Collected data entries
___

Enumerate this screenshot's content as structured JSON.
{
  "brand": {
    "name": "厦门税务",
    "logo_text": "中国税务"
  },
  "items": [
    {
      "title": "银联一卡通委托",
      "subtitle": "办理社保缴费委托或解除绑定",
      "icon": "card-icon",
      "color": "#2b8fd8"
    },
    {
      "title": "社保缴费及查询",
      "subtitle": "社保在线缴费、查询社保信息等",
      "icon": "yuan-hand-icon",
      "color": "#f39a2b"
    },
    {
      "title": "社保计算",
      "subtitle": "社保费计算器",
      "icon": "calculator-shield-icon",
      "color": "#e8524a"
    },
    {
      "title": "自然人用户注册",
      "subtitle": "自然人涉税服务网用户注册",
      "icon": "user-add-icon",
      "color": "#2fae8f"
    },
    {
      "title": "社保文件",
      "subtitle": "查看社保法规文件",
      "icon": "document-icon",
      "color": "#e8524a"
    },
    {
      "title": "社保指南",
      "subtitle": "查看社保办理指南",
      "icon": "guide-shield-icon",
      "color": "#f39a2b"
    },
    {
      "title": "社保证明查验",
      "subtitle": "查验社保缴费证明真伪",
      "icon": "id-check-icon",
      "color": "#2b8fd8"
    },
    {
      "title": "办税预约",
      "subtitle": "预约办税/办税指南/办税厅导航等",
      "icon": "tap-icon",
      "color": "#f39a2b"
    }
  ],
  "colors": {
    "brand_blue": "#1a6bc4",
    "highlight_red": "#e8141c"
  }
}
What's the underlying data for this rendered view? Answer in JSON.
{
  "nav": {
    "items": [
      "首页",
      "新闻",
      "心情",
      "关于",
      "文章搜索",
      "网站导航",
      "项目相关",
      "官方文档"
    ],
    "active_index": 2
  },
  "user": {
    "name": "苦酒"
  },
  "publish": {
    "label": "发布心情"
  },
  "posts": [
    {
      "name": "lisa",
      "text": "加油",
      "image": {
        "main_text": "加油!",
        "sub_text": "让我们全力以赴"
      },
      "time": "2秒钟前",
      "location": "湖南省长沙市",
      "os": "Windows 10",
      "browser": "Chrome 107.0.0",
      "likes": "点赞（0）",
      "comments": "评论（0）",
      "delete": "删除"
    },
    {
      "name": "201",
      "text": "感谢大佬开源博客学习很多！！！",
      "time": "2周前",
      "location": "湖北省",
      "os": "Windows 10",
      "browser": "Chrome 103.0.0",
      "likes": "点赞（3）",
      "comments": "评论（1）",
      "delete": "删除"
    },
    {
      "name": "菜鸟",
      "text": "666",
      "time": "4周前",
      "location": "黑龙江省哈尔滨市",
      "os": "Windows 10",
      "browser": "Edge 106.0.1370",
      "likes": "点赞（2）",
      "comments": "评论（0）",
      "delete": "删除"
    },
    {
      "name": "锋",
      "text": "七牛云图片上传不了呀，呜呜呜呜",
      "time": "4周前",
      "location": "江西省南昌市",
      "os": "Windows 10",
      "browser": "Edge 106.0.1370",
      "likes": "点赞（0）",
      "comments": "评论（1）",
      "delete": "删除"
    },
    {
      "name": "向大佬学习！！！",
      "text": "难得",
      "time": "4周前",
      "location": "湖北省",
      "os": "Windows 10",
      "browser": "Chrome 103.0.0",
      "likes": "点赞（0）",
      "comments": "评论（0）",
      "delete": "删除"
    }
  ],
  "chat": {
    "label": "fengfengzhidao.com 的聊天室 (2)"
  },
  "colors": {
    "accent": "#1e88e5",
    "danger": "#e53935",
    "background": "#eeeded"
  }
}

___

What is required
Transcribe the material exactly as it reads.

Result
Enumerate this screenshot's content as structured JSON.
{
  "brand": {
    "name": "厦门税务",
    "logo_text": "中国税务"
  },
  "items": [
    {
      "title": "银联一卡通委托",
      "subtitle": "办理社保缴费委托或解除绑定",
      "icon": "card-icon",
      "color": "#2b8fd8"
    },
    {
      "title": "社保缴费及查询",
      "subtitle": "社保在线缴费、查询社保信息等",
      "icon": "yuan-hand-icon",
      "color": "#f39a2b"
    },
    {
      "title": "社保计算",
      "subtitle": "社保费计算器",
      "icon": "calculator-shield-icon",
      "color": "#e8524a"
    },
    {
      "title": "自然人用户注册",
      "subtitle": "自然人涉税服务网用户注册",
      "icon": "user-add-icon",
      "color": "#2fae8f"
    },
    {
      "title": "社保文件",
      "subtitle": "查看社保法规文件",
      "icon": "document-icon",
      "color": "#e8524a"
    },
    {
      "title": "社保指南",
      "subtitle": "查看社保办理指南",
      "icon": "guide-shield-icon",
      "color": "#f39a2b"
    },
    {
      "title": "社保证明查验",
      "subtitle": "查验社保缴费证明真伪",
      "icon": "id-check-icon",
      "color": "#2b8fd8"
    },
    {
      "title": "办税预约",
      "subtitle": "预约办税/办税指南/办税厅导航等",
      "icon": "tap-icon",
      "color": "#f39a2b"
    }
  ],
  "colors": {
    "brand_blue": "#1a6bc4",
    "highlight_red": "#e8141c"
  }
}
What's the underlying data for this rendered view? Answer in JSON.
{
  "nav": {
    "items": [
      "首页",
      "新闻",
      "心情",
      "关于",
      "文章搜索",
      "网站导航",
      "项目相关",
      "官方文档"
    ],
    "active_index": 2
  },
  "user": {
    "name": "苦酒"
  },
  "publish": {
    "label": "发布心情"
  },
  "posts": [
    {
      "name": "lisa",
      "text": "加油",
      "image": {
        "main_text": "加油!",
        "sub_text": "让我们全力以赴"
      },
      "time": "2秒钟前",
      "location": "湖南省长沙市",
      "os": "Windows 10",
      "browser": "Chrome 107.0.0",
      "likes": "点赞（0）",
      "comments": "评论（0）",
      "delete": "删除"
    },
    {
      "name": "201",
      "text": "感谢大佬开源博客学习很多！！！",
      "time": "2周前",
      "location": "湖北省",
      "os": "Windows 10",
      "browser": "Chrome 103.0.0",
      "likes": "点赞（3）",
      "comments": "评论（1）",
      "delete": "删除"
    },
    {
      "name": "菜鸟",
      "text": "666",
      "time": "4周前",
      "location": "黑龙江省哈尔滨市",
      "os": "Windows 10",
      "browser": "Edge 106.0.1370",
      "likes": "点赞（2）",
      "comments": "评论（0）",
      "delete": "删除"
    },
    {
      "name": "锋",
      "text": "七牛云图片上传不了呀，呜呜呜呜",
      "time": "4周前",
      "location": "江西省南昌市",
      "os": "Windows 10",
      "browser": "Edge 106.0.1370",
      "likes": "点赞（0）",
      "comments": "评论（1）",
      "delete": "删除"
    },
    {
      "name": "向大佬学习！！！",
      "text": "难得",
      "time": "4周前",
      "location": "湖北省",
      "os": "Windows 10",
      "browser": "Chrome 103.0.0",
      "likes": "点赞（0）",
      "comments": "评论（0）",
      "delete": "删除"
    }
  ],
  "chat": {
    "label": "fengfengzhidao.com 的聊天室 (2)"
  },
  "colors": {
    "accent": "#1e88e5",
    "danger": "#e53935",
    "background": "#eeeded"
  }
}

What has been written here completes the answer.